--- Start of ENTRIES ---
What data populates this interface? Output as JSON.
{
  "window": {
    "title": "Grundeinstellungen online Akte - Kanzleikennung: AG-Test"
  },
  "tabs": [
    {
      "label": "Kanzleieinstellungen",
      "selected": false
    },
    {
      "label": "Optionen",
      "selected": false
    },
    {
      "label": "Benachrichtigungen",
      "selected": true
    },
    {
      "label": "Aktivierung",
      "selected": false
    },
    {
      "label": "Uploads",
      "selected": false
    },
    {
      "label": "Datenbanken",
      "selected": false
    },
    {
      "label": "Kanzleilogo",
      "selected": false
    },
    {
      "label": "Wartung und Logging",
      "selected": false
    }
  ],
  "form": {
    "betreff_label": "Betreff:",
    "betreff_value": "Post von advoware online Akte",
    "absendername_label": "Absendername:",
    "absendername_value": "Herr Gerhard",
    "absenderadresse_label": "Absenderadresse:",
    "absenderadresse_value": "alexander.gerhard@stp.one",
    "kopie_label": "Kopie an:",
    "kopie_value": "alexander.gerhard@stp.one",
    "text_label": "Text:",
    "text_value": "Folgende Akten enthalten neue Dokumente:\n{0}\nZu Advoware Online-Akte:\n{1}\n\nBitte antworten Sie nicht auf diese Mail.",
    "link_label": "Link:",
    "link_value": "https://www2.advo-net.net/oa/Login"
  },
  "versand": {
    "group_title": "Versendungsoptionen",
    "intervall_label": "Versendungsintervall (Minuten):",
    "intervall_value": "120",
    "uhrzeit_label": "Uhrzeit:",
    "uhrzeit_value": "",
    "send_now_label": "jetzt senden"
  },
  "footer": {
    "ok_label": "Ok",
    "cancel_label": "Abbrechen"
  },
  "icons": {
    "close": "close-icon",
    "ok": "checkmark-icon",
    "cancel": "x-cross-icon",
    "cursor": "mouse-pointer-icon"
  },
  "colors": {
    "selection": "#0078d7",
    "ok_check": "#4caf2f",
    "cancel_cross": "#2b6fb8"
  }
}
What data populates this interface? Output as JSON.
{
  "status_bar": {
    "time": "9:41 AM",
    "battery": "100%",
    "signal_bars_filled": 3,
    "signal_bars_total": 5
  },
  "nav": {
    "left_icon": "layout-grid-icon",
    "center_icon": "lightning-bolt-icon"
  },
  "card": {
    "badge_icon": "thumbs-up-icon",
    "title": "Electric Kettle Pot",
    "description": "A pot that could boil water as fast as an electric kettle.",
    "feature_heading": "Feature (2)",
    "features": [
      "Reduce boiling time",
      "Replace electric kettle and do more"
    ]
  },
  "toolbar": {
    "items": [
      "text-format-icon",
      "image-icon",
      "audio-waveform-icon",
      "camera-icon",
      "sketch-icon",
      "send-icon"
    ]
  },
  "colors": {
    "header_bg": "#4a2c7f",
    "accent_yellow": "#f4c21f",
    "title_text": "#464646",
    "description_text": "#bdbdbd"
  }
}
--- End of ENTRIES ---
• [EXERCISE OBJECTIVE] Scan the material above. Copy each line where "alexander" occurs.

• [REPLY]
    "absenderadresse_value": "alexander.gerhard@stp.one",
    "kopie_value": "alexander.gerhard@stp.one",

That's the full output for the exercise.